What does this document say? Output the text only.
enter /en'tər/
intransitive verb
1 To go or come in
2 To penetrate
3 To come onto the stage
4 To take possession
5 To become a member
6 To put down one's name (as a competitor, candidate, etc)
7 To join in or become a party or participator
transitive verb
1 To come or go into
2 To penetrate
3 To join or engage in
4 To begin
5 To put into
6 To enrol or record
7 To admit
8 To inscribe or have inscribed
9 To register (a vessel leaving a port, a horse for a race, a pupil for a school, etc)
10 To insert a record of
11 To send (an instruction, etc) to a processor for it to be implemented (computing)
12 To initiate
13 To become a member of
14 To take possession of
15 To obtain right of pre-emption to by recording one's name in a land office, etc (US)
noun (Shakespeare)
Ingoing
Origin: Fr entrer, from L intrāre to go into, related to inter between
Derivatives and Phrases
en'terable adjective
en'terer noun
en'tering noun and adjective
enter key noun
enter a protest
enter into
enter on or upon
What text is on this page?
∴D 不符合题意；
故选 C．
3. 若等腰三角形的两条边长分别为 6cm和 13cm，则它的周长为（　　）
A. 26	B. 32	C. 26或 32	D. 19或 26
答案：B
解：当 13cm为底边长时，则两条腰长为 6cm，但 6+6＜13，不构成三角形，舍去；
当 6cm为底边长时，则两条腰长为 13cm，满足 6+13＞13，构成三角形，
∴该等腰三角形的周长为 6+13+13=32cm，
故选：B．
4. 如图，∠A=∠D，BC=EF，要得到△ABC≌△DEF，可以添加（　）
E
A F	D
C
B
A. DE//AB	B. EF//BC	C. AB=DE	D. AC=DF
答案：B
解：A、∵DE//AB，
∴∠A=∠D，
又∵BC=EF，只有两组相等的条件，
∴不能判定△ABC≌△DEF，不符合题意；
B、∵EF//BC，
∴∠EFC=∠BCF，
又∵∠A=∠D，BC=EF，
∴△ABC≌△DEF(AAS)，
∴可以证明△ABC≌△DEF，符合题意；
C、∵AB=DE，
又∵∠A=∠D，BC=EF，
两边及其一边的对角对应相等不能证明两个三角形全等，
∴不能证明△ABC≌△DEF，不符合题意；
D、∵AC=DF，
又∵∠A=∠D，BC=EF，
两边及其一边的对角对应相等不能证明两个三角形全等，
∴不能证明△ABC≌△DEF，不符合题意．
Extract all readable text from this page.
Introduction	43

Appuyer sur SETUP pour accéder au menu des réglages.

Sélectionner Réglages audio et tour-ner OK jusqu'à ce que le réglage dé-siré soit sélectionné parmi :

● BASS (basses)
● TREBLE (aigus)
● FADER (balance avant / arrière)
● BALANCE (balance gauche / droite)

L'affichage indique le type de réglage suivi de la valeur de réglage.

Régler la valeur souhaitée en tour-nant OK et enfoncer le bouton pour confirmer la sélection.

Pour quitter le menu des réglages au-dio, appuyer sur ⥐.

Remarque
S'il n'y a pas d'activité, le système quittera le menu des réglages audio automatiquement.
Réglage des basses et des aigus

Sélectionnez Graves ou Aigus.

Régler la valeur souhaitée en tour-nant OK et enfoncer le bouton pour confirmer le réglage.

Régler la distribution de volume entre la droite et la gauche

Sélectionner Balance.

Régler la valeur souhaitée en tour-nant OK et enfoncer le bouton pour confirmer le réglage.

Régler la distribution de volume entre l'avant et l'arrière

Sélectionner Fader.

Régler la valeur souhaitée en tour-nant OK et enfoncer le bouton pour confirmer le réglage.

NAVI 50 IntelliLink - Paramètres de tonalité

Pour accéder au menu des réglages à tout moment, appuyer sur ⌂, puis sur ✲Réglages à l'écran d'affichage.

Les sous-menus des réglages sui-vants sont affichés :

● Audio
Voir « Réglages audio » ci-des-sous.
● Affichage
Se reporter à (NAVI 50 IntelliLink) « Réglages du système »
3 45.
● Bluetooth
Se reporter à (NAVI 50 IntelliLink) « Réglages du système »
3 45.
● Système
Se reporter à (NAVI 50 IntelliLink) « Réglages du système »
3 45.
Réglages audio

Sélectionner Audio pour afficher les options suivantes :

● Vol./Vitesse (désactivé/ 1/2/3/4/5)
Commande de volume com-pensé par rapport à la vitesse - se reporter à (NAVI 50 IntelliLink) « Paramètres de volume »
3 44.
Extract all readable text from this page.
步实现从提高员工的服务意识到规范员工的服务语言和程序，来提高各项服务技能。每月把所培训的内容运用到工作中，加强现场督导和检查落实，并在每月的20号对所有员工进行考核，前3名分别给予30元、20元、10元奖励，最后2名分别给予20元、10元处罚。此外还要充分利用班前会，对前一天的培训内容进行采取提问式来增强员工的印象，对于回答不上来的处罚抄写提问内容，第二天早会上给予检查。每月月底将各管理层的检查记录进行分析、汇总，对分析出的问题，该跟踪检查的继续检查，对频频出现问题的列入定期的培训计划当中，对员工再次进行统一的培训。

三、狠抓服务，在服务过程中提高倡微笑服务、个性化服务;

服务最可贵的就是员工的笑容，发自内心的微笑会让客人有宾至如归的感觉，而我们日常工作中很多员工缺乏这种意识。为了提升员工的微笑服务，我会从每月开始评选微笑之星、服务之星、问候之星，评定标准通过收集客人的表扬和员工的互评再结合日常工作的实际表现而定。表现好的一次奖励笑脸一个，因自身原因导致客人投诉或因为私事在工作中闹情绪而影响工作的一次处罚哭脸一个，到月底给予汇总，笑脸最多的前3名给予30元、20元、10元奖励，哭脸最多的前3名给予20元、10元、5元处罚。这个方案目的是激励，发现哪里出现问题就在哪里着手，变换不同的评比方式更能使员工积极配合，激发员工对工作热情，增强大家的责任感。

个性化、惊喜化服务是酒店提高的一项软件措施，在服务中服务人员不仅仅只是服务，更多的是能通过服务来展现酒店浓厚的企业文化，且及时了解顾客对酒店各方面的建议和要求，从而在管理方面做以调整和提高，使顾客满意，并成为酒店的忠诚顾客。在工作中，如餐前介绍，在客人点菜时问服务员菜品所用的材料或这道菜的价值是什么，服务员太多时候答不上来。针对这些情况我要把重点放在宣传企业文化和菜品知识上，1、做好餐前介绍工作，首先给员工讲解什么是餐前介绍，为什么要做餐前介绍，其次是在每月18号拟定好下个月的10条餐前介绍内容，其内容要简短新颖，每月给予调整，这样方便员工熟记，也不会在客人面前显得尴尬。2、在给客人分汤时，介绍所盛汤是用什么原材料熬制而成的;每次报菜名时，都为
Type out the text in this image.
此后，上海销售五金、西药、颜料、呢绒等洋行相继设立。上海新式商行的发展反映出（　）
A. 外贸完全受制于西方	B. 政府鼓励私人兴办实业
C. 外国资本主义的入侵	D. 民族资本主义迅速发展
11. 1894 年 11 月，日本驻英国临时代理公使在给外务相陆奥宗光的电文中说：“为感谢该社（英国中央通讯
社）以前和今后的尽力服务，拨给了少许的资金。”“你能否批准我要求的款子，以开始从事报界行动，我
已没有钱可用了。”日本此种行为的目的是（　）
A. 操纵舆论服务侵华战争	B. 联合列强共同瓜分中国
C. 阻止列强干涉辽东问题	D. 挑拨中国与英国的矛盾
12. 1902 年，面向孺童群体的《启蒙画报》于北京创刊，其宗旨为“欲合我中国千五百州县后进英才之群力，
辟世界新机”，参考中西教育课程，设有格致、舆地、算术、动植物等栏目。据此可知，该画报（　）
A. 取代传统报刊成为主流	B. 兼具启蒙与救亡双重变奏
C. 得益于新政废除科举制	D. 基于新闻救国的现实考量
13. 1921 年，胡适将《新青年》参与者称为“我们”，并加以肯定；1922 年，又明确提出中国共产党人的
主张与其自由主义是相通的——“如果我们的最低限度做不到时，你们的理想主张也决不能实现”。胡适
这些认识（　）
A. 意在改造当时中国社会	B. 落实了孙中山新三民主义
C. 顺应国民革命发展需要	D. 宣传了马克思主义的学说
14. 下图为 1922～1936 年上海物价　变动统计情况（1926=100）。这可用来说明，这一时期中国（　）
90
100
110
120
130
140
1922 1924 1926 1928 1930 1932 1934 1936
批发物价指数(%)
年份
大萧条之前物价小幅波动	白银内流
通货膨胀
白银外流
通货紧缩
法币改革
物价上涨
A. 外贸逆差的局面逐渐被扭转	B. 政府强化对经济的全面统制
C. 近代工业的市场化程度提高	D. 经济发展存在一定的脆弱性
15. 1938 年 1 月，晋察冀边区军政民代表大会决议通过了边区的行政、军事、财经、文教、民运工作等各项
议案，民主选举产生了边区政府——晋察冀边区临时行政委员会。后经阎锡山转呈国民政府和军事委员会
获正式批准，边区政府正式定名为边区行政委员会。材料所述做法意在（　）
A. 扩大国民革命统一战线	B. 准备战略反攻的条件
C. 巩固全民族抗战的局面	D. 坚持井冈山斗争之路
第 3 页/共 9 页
■ ■ ■
[TASK OBJECTIVE] Repeat exactly the lines from the one containing "Type out the text in this image." through the last line of the records above, both included, and nothing else.

[RESULT]
Type out the text in this image.
此后，上海销售五金、西药、颜料、呢绒等洋行相继设立。上海新式商行的发展反映出（　）
A. 外贸完全受制于西方	B. 政府鼓励私人兴办实业
C. 外国资本主义的入侵	D. 民族资本主义迅速发展
11. 1894 年 11 月，日本驻英国临时代理公使在给外务相陆奥宗光的电文中说：“为感谢该社（英国中央通讯
社）以前和今后的尽力服务，拨给了少许的资金。”“你能否批准我要求的款子，以开始从事报界行动，我
已没有钱可用了。”日本此种行为的目的是（　）
A. 操纵舆论服务侵华战争	B. 联合列强共同瓜分中国
C. 阻止列强干涉辽东问题	D. 挑拨中国与英国的矛盾
12. 1902 年，面向孺童群体的《启蒙画报》于北京创刊，其宗旨为“欲合我中国千五百州县后进英才之群力，
辟世界新机”，参考中西教育课程，设有格致、舆地、算术、动植物等栏目。据此可知，该画报（　）
A. 取代传统报刊成为主流	B. 兼具启蒙与救亡双重变奏
C. 得益于新政废除科举制	D. 基于新闻救国的现实考量
13. 1921 年，胡适将《新青年》参与者称为“我们”，并加以肯定；1922 年，又明确提出中国共产党人的
主张与其自由主义是相通的——“如果我们的最低限度做不到时，你们的理想主张也决不能实现”。胡适
这些认识（　）
A. 意在改造当时中国社会	B. 落实了孙中山新三民主义
C. 顺应国民革命发展需要	D. 宣传了马克思主义的学说
14. 下图为 1922～1936 年上海物价　变动统计情况（1926=100）。这可用来说明，这一时期中国（　）
90
100
110
120
130
140
1922 1924 1926 1928 1930 1932 1934 1936
批发物价指数(%)
年份
大萧条之前物价小幅波动	白银内流
通货膨胀
白银外流
通货紧缩
法币改革
物价上涨
A. 外贸逆差的局面逐渐被扭转	B. 政府强化对经济的全面统制
C. 近代工业的市场化程度提高	D. 经济发展存在一定的脆弱性
15. 1938 年 1 月，晋察冀边区军政民代表大会决议通过了边区的行政、军事、财经、文教、民运工作等各项
议案，民主选举产生了边区政府——晋察冀边区临时行政委员会。后经阎锡山转呈国民政府和军事委员会
获正式批准，边区政府正式定名为边区行政委员会。材料所述做法意在（　）
A. 扩大国民革命统一战线	B. 准备战略反攻的条件
C. 巩固全民族抗战的局面	D. 坚持井冈山斗争之路
第 3 页/共 9 页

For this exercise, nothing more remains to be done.